Source material:
----------
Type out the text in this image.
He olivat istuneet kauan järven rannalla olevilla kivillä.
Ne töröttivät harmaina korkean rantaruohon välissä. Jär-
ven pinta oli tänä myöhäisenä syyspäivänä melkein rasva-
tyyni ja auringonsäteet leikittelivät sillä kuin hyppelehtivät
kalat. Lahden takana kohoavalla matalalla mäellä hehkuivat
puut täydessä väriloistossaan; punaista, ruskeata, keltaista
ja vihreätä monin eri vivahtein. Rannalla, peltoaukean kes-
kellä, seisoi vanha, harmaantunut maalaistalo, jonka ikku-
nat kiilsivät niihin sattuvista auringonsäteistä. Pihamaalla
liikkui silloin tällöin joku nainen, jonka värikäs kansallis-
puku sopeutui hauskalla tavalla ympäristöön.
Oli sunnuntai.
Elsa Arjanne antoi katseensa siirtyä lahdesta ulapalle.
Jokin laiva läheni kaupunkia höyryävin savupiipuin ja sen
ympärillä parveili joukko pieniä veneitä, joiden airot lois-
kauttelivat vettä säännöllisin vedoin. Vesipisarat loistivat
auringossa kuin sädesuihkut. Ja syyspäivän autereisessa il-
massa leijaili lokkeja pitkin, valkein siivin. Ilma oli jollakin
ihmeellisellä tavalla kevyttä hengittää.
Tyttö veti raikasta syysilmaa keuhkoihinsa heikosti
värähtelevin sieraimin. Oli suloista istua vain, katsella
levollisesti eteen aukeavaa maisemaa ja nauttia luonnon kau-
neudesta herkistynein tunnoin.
----------
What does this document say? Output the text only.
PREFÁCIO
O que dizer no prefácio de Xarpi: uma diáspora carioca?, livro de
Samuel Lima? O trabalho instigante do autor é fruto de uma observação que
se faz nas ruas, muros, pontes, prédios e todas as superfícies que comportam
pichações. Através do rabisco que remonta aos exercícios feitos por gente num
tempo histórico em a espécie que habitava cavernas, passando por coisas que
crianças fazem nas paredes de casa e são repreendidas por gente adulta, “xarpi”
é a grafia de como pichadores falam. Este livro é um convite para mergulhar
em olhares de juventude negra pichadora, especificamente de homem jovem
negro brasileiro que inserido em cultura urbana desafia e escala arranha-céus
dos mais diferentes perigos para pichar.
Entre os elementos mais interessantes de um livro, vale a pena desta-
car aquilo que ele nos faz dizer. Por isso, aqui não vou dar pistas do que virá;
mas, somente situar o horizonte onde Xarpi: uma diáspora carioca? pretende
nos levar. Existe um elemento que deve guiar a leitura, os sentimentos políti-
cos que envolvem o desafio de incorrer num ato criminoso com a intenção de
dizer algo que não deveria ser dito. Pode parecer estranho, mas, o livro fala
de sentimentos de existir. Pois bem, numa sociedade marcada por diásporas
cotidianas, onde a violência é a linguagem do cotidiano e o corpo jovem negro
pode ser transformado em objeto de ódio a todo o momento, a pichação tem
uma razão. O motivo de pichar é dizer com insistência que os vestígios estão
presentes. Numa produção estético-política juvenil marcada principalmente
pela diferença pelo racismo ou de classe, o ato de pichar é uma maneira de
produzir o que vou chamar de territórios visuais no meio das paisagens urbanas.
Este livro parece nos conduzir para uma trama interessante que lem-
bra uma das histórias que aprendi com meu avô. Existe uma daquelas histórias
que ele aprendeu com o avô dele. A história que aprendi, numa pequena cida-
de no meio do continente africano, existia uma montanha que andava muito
----------
Show each line in the entries that holds the string "tavalla".

puku sopeutui hauskalla tavalla ympäristöön.
ihmeellisellä tavalla kevyttä hengittää.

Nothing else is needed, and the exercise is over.